DATA SHOWN:
• • • • •

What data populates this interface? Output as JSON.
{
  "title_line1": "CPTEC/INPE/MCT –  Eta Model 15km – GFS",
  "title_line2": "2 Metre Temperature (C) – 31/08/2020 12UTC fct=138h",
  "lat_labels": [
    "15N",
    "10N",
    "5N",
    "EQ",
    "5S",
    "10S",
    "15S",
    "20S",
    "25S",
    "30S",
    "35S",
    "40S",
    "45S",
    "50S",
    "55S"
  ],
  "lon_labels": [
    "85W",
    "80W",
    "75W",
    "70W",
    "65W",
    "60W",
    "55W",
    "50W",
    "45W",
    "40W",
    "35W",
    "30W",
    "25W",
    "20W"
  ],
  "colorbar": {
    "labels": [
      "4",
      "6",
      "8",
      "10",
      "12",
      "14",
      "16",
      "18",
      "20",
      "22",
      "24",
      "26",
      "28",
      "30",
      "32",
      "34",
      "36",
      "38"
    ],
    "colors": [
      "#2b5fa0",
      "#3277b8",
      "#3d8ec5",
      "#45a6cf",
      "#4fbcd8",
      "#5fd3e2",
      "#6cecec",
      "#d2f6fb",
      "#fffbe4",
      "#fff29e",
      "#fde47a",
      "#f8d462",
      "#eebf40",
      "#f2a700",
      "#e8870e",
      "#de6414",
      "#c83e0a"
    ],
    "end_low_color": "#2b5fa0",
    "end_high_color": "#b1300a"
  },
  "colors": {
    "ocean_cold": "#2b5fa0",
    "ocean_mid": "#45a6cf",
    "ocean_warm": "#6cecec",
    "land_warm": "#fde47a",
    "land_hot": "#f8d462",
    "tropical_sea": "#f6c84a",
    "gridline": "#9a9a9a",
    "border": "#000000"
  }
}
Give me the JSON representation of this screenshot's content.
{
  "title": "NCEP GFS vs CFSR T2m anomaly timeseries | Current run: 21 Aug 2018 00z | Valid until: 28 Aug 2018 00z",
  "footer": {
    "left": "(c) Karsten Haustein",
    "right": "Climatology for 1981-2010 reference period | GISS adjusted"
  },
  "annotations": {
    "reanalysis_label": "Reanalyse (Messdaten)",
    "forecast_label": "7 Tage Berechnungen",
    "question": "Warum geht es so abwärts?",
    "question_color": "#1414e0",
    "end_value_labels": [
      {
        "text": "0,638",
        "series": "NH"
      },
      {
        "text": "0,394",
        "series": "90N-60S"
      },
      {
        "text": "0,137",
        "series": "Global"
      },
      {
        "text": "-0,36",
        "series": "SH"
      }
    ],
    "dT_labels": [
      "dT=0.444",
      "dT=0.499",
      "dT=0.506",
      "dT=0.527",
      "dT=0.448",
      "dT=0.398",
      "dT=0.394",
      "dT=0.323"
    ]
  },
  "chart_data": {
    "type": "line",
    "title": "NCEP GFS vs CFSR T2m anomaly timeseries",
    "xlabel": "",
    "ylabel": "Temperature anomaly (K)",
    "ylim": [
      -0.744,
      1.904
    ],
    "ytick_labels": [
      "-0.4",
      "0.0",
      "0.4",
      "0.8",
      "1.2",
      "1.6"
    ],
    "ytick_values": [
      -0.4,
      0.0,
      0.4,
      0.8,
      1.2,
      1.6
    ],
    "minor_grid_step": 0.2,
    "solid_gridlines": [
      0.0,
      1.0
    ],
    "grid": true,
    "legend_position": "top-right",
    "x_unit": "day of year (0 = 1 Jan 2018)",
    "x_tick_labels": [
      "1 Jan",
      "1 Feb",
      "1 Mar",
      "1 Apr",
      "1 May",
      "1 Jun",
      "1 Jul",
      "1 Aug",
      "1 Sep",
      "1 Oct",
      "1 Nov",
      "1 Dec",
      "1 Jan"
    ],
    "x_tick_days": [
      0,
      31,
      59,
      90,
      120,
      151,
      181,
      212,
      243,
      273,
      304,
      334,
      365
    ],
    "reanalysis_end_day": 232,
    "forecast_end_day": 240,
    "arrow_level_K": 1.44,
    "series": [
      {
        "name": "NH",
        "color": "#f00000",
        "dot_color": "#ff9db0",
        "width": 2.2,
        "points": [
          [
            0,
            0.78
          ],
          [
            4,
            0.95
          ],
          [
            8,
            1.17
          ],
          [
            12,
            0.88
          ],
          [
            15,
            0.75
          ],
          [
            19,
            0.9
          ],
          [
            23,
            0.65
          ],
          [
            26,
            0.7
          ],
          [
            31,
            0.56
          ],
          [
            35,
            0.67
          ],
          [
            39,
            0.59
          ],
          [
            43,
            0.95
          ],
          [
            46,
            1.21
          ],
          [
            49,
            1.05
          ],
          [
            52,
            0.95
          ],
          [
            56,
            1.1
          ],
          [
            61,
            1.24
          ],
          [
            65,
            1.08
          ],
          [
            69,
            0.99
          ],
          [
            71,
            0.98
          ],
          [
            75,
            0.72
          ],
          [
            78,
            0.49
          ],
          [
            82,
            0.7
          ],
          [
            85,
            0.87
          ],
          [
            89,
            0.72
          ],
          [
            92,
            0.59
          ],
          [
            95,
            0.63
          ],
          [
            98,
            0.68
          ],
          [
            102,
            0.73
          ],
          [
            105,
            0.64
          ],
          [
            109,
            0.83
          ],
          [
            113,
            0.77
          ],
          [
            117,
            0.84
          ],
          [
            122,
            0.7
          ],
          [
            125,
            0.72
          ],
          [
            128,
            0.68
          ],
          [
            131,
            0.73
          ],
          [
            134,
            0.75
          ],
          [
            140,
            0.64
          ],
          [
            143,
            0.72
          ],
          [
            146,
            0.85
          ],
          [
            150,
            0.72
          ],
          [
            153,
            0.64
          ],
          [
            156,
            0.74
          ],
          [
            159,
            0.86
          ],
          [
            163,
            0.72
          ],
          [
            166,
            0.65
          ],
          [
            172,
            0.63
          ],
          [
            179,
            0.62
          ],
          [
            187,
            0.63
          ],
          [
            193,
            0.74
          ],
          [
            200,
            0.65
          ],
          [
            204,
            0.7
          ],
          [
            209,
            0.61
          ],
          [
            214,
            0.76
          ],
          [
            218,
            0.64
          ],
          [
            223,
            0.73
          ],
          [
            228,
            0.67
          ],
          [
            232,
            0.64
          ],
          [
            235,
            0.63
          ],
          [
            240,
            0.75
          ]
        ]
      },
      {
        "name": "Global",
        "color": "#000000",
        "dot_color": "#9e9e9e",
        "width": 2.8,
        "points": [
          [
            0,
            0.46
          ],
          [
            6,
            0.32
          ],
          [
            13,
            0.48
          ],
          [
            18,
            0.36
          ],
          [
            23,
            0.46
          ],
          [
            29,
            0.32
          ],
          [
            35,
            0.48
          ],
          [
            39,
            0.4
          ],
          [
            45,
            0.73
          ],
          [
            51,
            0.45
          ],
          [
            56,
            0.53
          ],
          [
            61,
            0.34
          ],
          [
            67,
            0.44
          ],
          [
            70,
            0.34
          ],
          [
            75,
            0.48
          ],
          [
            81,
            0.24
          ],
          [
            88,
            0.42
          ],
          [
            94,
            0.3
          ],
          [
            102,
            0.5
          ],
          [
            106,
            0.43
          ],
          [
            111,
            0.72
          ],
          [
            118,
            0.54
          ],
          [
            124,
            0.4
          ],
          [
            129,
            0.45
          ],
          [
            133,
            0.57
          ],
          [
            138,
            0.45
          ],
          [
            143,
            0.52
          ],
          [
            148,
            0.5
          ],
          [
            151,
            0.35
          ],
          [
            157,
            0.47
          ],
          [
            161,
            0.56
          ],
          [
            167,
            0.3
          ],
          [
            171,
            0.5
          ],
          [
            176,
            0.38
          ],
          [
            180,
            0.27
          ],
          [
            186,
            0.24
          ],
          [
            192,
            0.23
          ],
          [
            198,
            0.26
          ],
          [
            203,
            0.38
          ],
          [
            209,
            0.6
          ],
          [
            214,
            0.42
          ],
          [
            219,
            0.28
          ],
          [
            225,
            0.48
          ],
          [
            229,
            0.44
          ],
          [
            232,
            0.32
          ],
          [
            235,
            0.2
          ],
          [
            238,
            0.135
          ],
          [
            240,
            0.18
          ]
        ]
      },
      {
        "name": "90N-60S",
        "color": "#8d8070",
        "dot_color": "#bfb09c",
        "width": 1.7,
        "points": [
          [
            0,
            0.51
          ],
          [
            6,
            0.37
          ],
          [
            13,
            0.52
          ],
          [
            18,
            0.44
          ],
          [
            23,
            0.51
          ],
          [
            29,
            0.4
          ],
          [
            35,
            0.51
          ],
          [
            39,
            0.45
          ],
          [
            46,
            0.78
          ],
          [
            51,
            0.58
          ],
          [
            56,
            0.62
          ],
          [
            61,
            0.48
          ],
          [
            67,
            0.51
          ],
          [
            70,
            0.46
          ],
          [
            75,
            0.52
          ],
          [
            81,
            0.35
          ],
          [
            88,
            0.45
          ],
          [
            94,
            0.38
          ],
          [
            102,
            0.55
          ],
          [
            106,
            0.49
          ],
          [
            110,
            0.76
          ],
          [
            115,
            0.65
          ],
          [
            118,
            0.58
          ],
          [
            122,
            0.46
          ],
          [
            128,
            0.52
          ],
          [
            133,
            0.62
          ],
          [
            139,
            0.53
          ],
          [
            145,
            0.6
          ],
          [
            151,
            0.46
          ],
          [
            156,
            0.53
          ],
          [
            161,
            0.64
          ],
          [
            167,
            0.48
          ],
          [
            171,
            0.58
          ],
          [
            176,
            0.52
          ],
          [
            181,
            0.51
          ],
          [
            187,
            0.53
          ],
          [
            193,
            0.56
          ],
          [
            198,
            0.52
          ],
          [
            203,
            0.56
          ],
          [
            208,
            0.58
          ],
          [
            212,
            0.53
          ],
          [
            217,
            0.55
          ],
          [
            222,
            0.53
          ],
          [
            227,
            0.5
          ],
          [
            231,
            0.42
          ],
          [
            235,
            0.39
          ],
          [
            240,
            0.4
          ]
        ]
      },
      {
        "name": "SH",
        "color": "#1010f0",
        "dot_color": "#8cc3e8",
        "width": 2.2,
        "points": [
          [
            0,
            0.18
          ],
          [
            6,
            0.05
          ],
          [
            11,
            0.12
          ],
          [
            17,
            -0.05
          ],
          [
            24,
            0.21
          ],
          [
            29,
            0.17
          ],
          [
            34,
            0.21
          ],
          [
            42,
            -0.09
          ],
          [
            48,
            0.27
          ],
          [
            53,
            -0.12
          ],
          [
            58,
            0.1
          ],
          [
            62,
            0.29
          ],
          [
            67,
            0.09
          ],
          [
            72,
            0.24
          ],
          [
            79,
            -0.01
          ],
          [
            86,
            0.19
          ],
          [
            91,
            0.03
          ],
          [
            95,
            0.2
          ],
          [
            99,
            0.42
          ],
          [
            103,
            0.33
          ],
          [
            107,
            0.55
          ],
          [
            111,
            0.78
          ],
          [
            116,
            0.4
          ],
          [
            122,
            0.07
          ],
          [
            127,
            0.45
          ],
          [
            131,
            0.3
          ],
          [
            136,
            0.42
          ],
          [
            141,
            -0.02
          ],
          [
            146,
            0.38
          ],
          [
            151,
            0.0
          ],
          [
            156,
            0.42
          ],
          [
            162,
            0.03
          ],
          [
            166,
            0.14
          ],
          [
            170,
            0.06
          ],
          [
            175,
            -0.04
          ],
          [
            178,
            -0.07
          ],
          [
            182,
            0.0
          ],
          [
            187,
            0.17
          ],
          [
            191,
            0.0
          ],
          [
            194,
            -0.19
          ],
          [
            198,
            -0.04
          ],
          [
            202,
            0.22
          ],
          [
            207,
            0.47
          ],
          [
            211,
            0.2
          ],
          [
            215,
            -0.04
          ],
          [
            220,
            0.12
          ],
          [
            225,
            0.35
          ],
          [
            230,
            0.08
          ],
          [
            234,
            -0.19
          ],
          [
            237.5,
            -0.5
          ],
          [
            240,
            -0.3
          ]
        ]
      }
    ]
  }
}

• • • • •

WRITTEN REQUEST: Report only a number: how many lines in the material above contain the string "timeseries".

RESULT FOR THIS EXERCISE: 2